What is required: Reproduce, word for word and without changes, the entries from their first line through the line containing "position-description: начальник отдела программ", including both of those lines.

════════════════════

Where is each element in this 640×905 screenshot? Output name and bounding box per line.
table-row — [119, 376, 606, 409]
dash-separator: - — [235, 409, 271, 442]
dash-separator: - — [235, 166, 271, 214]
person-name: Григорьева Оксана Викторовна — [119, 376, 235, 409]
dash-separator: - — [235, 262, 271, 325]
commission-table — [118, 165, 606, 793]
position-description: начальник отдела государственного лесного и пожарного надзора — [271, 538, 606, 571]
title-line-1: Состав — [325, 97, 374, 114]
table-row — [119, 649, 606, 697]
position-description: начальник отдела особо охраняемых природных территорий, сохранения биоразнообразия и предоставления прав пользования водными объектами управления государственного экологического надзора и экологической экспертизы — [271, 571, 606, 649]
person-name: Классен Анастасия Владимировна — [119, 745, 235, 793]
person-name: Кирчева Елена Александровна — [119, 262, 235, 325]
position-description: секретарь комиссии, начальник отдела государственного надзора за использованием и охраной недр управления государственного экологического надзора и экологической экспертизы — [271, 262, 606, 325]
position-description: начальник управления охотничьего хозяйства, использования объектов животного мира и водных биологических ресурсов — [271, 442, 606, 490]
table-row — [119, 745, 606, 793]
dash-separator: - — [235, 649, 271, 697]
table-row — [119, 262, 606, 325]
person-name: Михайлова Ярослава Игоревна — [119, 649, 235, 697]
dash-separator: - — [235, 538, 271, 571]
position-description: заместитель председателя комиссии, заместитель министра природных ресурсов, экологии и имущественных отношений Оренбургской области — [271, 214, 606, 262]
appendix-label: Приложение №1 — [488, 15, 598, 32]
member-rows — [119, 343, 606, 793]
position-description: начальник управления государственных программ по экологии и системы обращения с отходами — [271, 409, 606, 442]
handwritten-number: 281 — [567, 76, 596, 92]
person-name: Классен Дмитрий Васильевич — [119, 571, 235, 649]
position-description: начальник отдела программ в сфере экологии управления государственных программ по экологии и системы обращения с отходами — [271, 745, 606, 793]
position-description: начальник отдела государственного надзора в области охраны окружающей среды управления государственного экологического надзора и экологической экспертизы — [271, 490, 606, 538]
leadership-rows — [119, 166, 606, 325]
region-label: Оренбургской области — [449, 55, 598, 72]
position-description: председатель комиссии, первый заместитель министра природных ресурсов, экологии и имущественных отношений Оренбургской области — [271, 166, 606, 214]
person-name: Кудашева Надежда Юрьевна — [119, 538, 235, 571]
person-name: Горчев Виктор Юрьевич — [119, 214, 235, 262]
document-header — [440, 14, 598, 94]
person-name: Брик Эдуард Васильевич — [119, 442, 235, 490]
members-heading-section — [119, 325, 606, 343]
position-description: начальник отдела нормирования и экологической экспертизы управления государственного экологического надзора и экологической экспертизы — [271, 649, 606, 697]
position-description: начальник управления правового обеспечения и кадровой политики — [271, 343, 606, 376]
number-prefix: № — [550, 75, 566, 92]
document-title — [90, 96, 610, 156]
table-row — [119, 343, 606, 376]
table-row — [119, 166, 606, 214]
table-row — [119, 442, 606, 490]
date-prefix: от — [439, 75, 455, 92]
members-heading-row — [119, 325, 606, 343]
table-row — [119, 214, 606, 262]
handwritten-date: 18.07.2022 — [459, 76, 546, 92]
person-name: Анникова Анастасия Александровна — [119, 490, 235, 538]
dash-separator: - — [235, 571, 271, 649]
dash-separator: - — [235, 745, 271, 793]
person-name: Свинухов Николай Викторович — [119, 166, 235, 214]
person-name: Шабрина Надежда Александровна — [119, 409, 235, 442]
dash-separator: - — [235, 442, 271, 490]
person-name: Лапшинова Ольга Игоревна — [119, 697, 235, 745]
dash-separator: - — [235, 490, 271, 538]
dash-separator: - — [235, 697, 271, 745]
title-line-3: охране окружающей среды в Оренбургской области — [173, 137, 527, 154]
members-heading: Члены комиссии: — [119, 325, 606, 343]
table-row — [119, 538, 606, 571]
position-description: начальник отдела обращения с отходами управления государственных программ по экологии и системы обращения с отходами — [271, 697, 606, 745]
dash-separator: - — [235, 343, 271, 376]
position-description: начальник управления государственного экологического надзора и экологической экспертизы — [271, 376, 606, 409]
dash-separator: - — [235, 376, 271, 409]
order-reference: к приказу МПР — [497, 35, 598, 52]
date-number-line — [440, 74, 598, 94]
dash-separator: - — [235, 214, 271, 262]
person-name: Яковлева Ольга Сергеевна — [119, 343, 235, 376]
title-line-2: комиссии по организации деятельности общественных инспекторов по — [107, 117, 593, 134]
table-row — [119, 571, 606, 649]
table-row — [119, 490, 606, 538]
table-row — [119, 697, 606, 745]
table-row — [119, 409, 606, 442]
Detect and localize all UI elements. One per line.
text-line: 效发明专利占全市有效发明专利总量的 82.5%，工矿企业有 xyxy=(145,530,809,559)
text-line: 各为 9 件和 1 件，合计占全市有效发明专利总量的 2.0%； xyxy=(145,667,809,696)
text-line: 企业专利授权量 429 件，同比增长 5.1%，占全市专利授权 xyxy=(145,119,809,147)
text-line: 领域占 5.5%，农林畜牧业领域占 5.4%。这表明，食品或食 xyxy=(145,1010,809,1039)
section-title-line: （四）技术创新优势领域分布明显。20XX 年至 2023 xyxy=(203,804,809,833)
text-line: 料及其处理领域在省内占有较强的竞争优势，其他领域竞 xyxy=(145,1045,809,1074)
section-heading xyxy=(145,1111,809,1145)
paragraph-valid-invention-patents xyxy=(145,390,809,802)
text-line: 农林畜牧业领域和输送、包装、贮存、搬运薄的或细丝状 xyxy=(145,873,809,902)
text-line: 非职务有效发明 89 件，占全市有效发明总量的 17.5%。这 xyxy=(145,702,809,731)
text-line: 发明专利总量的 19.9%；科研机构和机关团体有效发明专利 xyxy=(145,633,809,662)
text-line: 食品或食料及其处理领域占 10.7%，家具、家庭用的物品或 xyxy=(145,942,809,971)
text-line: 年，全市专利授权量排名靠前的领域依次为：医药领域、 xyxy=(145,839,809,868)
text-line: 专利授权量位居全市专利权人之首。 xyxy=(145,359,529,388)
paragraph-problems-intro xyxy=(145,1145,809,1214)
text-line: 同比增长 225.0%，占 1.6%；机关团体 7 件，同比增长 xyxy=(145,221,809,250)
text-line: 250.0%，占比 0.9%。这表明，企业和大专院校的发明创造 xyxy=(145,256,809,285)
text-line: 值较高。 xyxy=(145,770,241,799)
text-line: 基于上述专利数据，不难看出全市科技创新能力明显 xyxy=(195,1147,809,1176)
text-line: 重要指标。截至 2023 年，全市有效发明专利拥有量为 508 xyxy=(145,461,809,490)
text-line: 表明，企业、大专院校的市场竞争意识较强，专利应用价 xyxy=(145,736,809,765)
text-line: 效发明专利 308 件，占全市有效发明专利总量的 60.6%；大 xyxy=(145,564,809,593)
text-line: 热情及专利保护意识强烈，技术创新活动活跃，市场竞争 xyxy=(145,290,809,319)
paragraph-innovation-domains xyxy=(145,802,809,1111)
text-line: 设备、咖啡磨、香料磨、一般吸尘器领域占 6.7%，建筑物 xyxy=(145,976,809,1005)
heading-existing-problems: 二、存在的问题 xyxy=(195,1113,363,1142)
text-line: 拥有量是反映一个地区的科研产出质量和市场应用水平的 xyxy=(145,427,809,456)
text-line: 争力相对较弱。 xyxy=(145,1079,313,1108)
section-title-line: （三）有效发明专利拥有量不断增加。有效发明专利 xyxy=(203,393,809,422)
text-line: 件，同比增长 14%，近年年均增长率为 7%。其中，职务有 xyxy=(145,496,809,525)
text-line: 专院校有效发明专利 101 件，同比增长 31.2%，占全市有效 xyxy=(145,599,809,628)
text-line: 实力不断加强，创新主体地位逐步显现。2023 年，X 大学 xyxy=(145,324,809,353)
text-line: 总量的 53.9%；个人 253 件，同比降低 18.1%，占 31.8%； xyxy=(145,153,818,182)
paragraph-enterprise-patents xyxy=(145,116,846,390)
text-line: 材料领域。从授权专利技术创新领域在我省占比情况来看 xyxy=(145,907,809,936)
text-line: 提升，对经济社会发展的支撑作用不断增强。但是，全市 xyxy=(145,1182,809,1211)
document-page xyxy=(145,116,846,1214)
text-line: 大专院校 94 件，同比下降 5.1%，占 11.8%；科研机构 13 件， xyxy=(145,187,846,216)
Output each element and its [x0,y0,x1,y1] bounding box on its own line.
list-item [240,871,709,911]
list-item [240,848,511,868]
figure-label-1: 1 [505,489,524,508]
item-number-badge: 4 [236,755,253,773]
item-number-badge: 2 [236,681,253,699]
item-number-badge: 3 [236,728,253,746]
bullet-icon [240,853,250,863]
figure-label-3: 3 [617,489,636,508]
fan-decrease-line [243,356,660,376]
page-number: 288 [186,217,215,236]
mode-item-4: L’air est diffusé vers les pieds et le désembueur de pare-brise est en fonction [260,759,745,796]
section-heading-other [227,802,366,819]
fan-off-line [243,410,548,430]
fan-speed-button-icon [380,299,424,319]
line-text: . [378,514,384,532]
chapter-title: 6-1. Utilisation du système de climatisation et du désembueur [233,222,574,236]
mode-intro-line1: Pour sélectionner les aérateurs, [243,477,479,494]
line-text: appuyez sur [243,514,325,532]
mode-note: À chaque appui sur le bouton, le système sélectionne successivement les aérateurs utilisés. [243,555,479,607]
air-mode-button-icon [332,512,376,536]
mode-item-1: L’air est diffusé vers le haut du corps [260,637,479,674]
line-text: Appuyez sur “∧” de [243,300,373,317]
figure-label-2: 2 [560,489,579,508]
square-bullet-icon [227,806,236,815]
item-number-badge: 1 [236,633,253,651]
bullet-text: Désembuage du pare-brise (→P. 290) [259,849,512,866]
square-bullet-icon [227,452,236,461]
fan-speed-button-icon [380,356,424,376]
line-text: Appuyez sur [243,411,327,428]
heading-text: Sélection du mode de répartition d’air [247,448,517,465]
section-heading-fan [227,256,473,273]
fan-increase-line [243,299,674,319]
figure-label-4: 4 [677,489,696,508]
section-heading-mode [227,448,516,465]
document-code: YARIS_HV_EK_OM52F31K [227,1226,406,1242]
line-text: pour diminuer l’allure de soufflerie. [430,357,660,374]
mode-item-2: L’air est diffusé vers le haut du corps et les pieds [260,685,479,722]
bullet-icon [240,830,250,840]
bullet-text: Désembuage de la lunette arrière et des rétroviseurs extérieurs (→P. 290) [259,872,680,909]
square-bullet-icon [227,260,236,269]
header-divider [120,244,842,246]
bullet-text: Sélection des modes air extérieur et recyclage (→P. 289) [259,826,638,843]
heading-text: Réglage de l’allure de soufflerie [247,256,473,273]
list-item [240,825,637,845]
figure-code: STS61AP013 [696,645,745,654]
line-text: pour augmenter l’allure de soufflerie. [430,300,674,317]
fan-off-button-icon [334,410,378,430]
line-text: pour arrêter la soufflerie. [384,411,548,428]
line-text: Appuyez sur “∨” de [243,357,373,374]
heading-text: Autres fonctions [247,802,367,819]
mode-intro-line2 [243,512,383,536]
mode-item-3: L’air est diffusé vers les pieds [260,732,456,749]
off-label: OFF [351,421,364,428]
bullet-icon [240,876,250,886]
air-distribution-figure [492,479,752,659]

════════════════════

Solution for this exercise:
Where is each element in this 640×905 screenshot? Output name and bounding box per line.
table-row — [119, 376, 606, 409]
dash-separator: - — [235, 409, 271, 442]
dash-separator: - — [235, 166, 271, 214]
person-name: Григорьева Оксана Викторовна — [119, 376, 235, 409]
dash-separator: - — [235, 262, 271, 325]
commission-table — [118, 165, 606, 793]
position-description: начальник отдела государственного лесного и пожарного надзора — [271, 538, 606, 571]
title-line-1: Состав — [325, 97, 374, 114]
table-row — [119, 649, 606, 697]
position-description: начальник отдела особо охраняемых природных территорий, сохранения биоразнообразия и предоставления прав пользования водными объектами управления государственного экологического надзора и экологической экспертизы — [271, 571, 606, 649]
person-name: Классен Анастасия Владимировна — [119, 745, 235, 793]
person-name: Кирчева Елена Александровна — [119, 262, 235, 325]
position-description: секретарь комиссии, начальник отдела государственного надзора за использованием и охраной недр управления государственного экологического надзора и экологической экспертизы — [271, 262, 606, 325]
position-description: начальник управления охотничьего хозяйства, использования объектов животного мира и водных биологических ресурсов — [271, 442, 606, 490]
table-row — [119, 745, 606, 793]
dash-separator: - — [235, 649, 271, 697]
table-row — [119, 262, 606, 325]
person-name: Михайлова Ярослава Игоревна — [119, 649, 235, 697]
dash-separator: - — [235, 538, 271, 571]
position-description: заместитель председателя комиссии, заместитель министра природных ресурсов, экологии и имущественных отношений Оренбургской области — [271, 214, 606, 262]
appendix-label: Приложение №1 — [488, 15, 598, 32]
member-rows — [119, 343, 606, 793]
position-description: начальник управления государственных программ по экологии и системы обращения с отходами — [271, 409, 606, 442]
handwritten-number: 281 — [567, 76, 596, 92]
person-name: Классен Дмитрий Васильевич — [119, 571, 235, 649]
position-description: начальник отдела программ в сфере экологии управления государственных программ по экологии и системы обращения с отходами — [271, 745, 606, 793]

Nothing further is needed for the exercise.